Mohon tunggu...
Syaiful W. HARAHAP
Syaiful W. HARAHAP Mohon Tunggu... Blogger - Peminat masalah sosial kemasyarakatan dan pemerhati berita HIV/AIDS

Aktivis LSM (media watch), peminat masalah sosial kemasyarakatan, dan pemerhati (berita) HIV/AIDS

Selanjutnya

Tutup

Travel Story

Demi Membela (Kesalahan) Pejabat, Garuda Berbohong kepada Penumpang

14 Juni 2013   19:03 Diperbarui: 24 Juni 2015   12:01 661
+
Laporkan Konten
Laporkan Akun
Kompasiana adalah platform blog. Konten ini menjadi tanggung jawab bloger dan tidak mewakili pandangan redaksi Kompas.
Lihat foto
1371211367347394372

”Kepada penumpang Garuda yth., Kami mohon maaf atas keterlambatan ini karena murni alasan technical reason.”

Itulah suara di loudspeaker di ruang tunggu untuk boarding di Bandar Soekarno-Hatta.

Suatu hari di bulan Januari 1998 saya akan berangkat ke Banda Aceh via Medan pada penerbangan pertama di pagi hari.

Sudah 30 menit lewat dari waktu boarding belum ada gelagat memanggil penumpang naik ke kapal terbang.

Data yang Diberikan –
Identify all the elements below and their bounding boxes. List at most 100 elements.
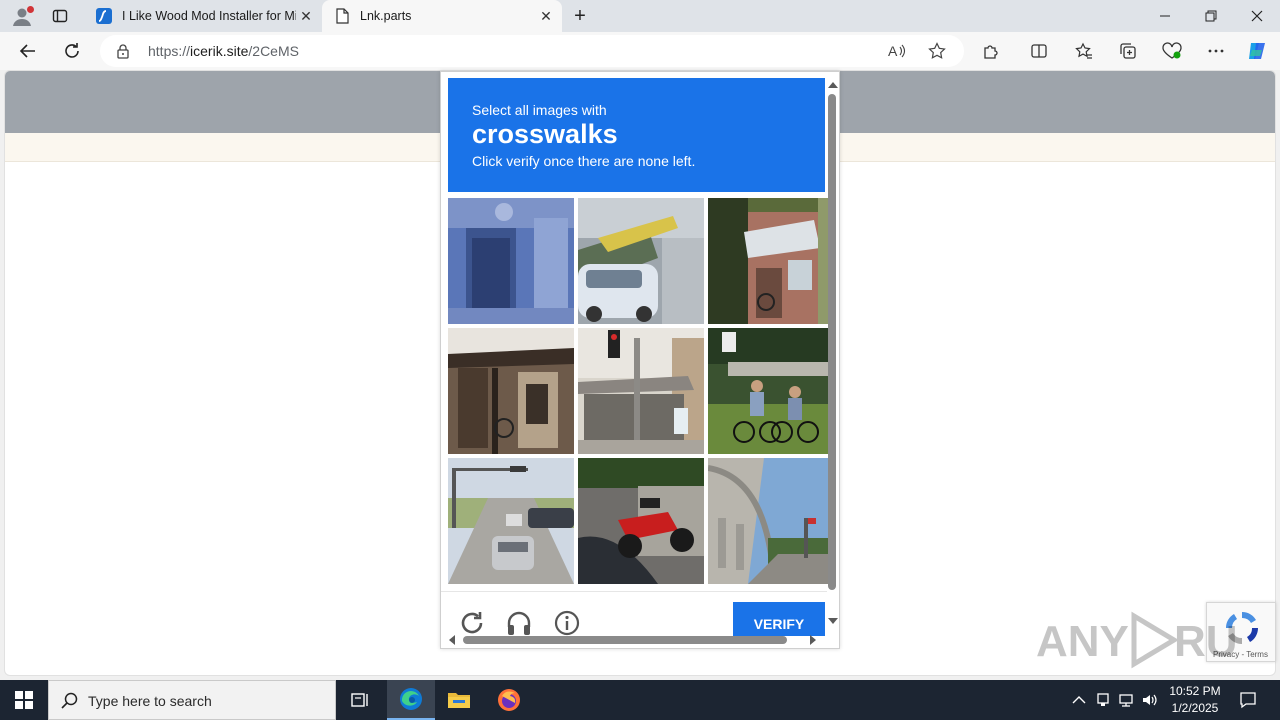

Daftar Tugas –
• a. Sebutkan semua nama tempat yang disebut dalam teks tentang penerbangan Garuda.
• b. Dalam teks tentang penerbangan Garuda, ganti sebutan "kapal terbang" menjadi "pesawat", lalu tuliskan kembali bagian mulai dari "Itulah suara di" sampai dengan "ke kapal terbang.".
Baris-baris data ini diambil dari sumber lain.

Jawaban Tugas –
• a. Bandar Soekarno-Hatta, Banda Aceh, Medan

• b.
Itulah suara di loudspeaker di ruang tunggu untuk boarding di Bandar Soekarno-Hatta.

Suatu hari di bulan Januari 1998 saya akan berangkat ke Banda Aceh via Medan pada penerbangan pertama di pagi hari.

Sudah 30 menit lewat dari waktu boarding belum ada gelagat memanggil penumpang naik ke pesawat.